(Rows from a dataset)

--*--

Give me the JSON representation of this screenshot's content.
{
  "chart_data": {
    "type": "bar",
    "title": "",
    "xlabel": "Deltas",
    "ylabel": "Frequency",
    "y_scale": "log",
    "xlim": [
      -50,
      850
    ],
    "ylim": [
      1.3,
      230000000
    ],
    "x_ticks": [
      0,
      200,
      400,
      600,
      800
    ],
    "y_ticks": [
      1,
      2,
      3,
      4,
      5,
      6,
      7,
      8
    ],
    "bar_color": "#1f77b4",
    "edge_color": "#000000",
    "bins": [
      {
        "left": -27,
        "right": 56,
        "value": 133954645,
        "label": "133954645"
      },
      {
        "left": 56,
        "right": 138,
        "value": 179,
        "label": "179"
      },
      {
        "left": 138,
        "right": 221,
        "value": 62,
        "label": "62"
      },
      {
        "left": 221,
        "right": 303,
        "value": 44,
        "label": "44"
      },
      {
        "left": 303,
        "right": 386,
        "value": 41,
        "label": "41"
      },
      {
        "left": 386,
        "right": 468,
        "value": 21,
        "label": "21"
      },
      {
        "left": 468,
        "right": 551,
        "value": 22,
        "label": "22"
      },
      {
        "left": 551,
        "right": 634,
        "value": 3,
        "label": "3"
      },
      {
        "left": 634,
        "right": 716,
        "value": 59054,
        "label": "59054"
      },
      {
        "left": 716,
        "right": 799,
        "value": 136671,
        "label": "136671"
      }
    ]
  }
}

--*--

Given instruction:
Repeat the listing above without any change.

Task answer:
Give me the JSON representation of this screenshot's content.
{
  "chart_data": {
    "type": "bar",
    "title": "",
    "xlabel": "Deltas",
    "ylabel": "Frequency",
    "y_scale": "log",
    "xlim": [
      -50,
      850
    ],
    "ylim": [
      1.3,
      230000000
    ],
    "x_ticks": [
      0,
      200,
      400,
      600,
      800
    ],
    "y_ticks": [
      1,
      2,
      3,
      4,
      5,
      6,
      7,
      8
    ],
    "bar_color": "#1f77b4",
    "edge_color": "#000000",
    "bins": [
      {
        "left": -27,
        "right": 56,
        "value": 133954645,
        "label": "133954645"
      },
      {
        "left": 56,
        "right": 138,
        "value": 179,
        "label": "179"
      },
      {
        "left": 138,
        "right": 221,
        "value": 62,
        "label": "62"
      },
      {
        "left": 221,
        "right": 303,
        "value": 44,
        "label": "44"
      },
      {
        "left": 303,
        "right": 386,
        "value": 41,
        "label": "41"
      },
      {
        "left": 386,
        "right": 468,
        "value": 21,
        "label": "21"
      },
      {
        "left": 468,
        "right": 551,
        "value": 22,
        "label": "22"
      },
      {
        "left": 551,
        "right": 634,
        "value": 3,
        "label": "3"
      },
      {
        "left": 634,
        "right": 716,
        "value": 59054,
        "label": "59054"
      },
      {
        "left": 716,
        "right": 799,
        "value": 136671,
        "label": "136671"
      }
    ]
  }
}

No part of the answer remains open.